▶ _TO BE DONE_: Extract each line of the data below exactly as written.

[Data records]
• • • • • • •
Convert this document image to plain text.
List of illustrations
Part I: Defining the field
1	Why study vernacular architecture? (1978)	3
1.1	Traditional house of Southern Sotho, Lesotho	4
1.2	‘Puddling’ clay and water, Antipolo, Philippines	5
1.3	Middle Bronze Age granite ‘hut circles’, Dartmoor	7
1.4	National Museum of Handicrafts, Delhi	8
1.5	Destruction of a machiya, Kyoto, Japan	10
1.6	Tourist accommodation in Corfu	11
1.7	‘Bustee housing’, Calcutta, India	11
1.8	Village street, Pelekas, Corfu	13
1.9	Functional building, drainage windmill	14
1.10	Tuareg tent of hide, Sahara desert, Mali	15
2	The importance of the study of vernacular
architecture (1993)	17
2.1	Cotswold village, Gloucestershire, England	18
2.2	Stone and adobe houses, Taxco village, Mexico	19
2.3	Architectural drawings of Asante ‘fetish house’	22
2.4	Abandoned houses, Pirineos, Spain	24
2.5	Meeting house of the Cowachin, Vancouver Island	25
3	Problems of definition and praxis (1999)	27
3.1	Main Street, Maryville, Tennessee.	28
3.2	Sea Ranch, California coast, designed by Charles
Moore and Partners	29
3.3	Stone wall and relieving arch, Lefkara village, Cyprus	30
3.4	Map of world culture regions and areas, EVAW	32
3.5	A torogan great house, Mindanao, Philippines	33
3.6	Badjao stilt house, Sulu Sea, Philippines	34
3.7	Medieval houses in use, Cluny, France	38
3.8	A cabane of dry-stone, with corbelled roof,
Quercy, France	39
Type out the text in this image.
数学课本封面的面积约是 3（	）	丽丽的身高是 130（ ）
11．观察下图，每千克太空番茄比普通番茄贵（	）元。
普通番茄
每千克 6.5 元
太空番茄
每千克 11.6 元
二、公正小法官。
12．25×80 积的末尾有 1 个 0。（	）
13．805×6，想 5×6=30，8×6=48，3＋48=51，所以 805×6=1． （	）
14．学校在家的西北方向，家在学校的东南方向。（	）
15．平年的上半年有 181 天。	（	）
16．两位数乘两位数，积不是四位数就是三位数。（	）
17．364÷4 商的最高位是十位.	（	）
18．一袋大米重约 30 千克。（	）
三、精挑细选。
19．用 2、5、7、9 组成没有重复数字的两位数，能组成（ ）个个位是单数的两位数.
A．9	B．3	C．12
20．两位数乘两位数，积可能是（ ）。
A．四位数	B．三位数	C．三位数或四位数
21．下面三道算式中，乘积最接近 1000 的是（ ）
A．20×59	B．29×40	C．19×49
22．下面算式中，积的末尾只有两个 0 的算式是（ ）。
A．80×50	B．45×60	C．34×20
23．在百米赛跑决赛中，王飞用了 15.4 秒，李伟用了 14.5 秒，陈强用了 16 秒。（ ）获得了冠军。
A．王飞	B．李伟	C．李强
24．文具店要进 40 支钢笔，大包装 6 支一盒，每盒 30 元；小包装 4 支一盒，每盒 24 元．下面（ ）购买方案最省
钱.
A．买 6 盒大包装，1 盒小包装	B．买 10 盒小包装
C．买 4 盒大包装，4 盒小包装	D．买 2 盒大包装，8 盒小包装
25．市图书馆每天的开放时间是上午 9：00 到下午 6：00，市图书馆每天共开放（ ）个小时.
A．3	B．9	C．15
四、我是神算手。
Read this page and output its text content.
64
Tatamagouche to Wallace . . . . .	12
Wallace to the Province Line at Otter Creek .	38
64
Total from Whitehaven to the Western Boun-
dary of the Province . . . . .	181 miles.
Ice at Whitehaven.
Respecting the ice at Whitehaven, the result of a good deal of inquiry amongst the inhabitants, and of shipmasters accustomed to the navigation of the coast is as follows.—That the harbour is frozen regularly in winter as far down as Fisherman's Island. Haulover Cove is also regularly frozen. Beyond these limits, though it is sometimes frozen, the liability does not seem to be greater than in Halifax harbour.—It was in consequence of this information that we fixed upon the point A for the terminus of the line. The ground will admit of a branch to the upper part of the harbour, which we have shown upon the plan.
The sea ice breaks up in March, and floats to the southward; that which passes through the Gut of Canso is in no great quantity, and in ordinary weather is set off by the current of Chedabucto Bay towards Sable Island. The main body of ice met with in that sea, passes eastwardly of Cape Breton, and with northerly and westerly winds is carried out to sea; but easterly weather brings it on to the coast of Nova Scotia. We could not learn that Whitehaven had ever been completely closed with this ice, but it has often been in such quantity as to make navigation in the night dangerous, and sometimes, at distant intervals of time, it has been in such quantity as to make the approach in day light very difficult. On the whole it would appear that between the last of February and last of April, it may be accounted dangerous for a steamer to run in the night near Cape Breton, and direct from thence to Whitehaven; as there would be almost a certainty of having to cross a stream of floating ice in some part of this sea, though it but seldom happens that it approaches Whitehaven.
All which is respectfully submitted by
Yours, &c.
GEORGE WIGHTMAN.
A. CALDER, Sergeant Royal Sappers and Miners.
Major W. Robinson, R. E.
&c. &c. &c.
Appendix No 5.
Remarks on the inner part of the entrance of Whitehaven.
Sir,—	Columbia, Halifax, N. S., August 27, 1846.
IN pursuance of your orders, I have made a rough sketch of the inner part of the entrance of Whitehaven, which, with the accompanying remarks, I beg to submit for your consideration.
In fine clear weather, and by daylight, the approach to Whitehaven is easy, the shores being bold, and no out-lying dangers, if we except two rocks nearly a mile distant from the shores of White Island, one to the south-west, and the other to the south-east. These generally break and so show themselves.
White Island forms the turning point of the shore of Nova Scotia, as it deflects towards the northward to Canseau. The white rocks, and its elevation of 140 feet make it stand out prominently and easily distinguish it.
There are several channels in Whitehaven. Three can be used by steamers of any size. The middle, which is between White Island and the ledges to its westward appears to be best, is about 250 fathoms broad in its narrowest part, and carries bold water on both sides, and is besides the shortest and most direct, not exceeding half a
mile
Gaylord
• • • • • • •
▶ _RESPONSE FOR THIS EXERCISE_:
Convert this document image to plain text.
List of illustrations
Part I: Defining the field
1	Why study vernacular architecture? (1978)	3
1.1	Traditional house of Southern Sotho, Lesotho	4
1.2	‘Puddling’ clay and water, Antipolo, Philippines	5
1.3	Middle Bronze Age granite ‘hut circles’, Dartmoor	7
1.4	National Museum of Handicrafts, Delhi	8
1.5	Destruction of a machiya, Kyoto, Japan	10
1.6	Tourist accommodation in Corfu	11
1.7	‘Bustee housing’, Calcutta, India	11
1.8	Village street, Pelekas, Corfu	13
1.9	Functional building, drainage windmill	14
1.10	Tuareg tent of hide, Sahara desert, Mali	15
2	The importance of the study of vernacular
architecture (1993)	17
2.1	Cotswold village, Gloucestershire, England	18
2.2	Stone and adobe houses, Taxco village, Mexico	19
2.3	Architectural drawings of Asante ‘fetish house’	22
2.4	Abandoned houses, Pirineos, Spain	24
2.5	Meeting house of the Cowachin, Vancouver Island	25
3	Problems of definition and praxis (1999)	27
3.1	Main Street, Maryville, Tennessee.	28
3.2	Sea Ranch, California coast, designed by Charles
Moore and Partners	29
3.3	Stone wall and relieving arch, Lefkara village, Cyprus	30
3.4	Map of world culture regions and areas, EVAW	32
3.5	A torogan great house, Mindanao, Philippines	33
3.6	Badjao stilt house, Sulu Sea, Philippines	34
3.7	Medieval houses in use, Cluny, France	38
3.8	A cabane of dry-stone, with corbelled roof,
Quercy, France	39
Type out the text in this image.
数学课本封面的面积约是 3（	）	丽丽的身高是 130（ ）
11．观察下图，每千克太空番茄比普通番茄贵（	）元。
普通番茄
每千克 6.5 元
太空番茄
每千克 11.6 元
二、公正小法官。
12．25×80 积的末尾有 1 个 0。（	）
13．805×6，想 5×6=30，8×6=48，3＋48=51，所以 805×6=1． （	）
14．学校在家的西北方向，家在学校的东南方向。（	）
15．平年的上半年有 181 天。	（	）
16．两位数乘两位数，积不是四位数就是三位数。（	）
17．364÷4 商的最高位是十位.	（	）
18．一袋大米重约 30 千克。（	）
三、精挑细选。
19．用 2、5、7、9 组成没有重复数字的两位数，能组成（ ）个个位是单数的两位数.
A．9	B．3	C．12
20．两位数乘两位数，积可能是（ ）。
A．四位数	B．三位数	C．三位数或四位数
21．下面三道算式中，乘积最接近 1000 的是（ ）
A．20×59	B．29×40	C．19×49
22．下面算式中，积的末尾只有两个 0 的算式是（ ）。
A．80×50	B．45×60	C．34×20
23．在百米赛跑决赛中，王飞用了 15.4 秒，李伟用了 14.5 秒，陈强用了 16 秒。（ ）获得了冠军。
A．王飞	B．李伟	C．李强
24．文具店要进 40 支钢笔，大包装 6 支一盒，每盒 30 元；小包装 4 支一盒，每盒 24 元．下面（ ）购买方案最省
钱.
A．买 6 盒大包装，1 盒小包装	B．买 10 盒小包装
C．买 4 盒大包装，4 盒小包装	D．买 2 盒大包装，8 盒小包装
25．市图书馆每天的开放时间是上午 9：00 到下午 6：00，市图书馆每天共开放（ ）个小时.
A．3	B．9	C．15
四、我是神算手。
Read this page and output its text content.
64
Tatamagouche to Wallace . . . . .	12
Wallace to the Province Line at Otter Creek .	38
64
Total from Whitehaven to the Western Boun-
dary of the Province . . . . .	181 miles.
Ice at Whitehaven.
Respecting the ice at Whitehaven, the result of a good deal of inquiry amongst the inhabitants, and of shipmasters accustomed to the navigation of the coast is as follows.—That the harbour is frozen regularly in winter as far down as Fisherman's Island. Haulover Cove is also regularly frozen. Beyond these limits, though it is sometimes frozen, the liability does not seem to be greater than in Halifax harbour.—It was in consequence of this information that we fixed upon the point A for the terminus of the line. The ground will admit of a branch to the upper part of the harbour, which we have shown upon the plan.
The sea ice breaks up in March, and floats to the southward; that which passes through the Gut of Canso is in no great quantity, and in ordinary weather is set off by the current of Chedabucto Bay towards Sable Island. The main body of ice met with in that sea, passes eastwardly of Cape Breton, and with northerly and westerly winds is carried out to sea; but easterly weather brings it on to the coast of Nova Scotia. We could not learn that Whitehaven had ever been completely closed with this ice, but it has often been in such quantity as to make navigation in the night dangerous, and sometimes, at distant intervals of time, it has been in such quantity as to make the approach in day light very difficult. On the whole it would appear that between the last of February and last of April, it may be accounted dangerous for a steamer to run in the night near Cape Breton, and direct from thence to Whitehaven; as there would be almost a certainty of having to cross a stream of floating ice in some part of this sea, though it but seldom happens that it approaches Whitehaven.
All which is respectfully submitted by
Yours, &c.
GEORGE WIGHTMAN.
A. CALDER, Sergeant Royal Sappers and Miners.
Major W. Robinson, R. E.
&c. &c. &c.
Appendix No 5.
Remarks on the inner part of the entrance of Whitehaven.
Sir,—	Columbia, Halifax, N. S., August 27, 1846.
IN pursuance of your orders, I have made a rough sketch of the inner part of the entrance of Whitehaven, which, with the accompanying remarks, I beg to submit for your consideration.
In fine clear weather, and by daylight, the approach to Whitehaven is easy, the shores being bold, and no out-lying dangers, if we except two rocks nearly a mile distant from the shores of White Island, one to the south-west, and the other to the south-east. These generally break and so show themselves.
White Island forms the turning point of the shore of Nova Scotia, as it deflects towards the northward to Canseau. The white rocks, and its elevation of 140 feet make it stand out prominently and easily distinguish it.
There are several channels in Whitehaven. Three can be used by steamers of any size. The middle, which is between White Island and the ledges to its westward appears to be best, is about 250 fathoms broad in its narrowest part, and carries bold water on both sides, and is besides the shortest and most direct, not exceeding half a
mile
Gaylord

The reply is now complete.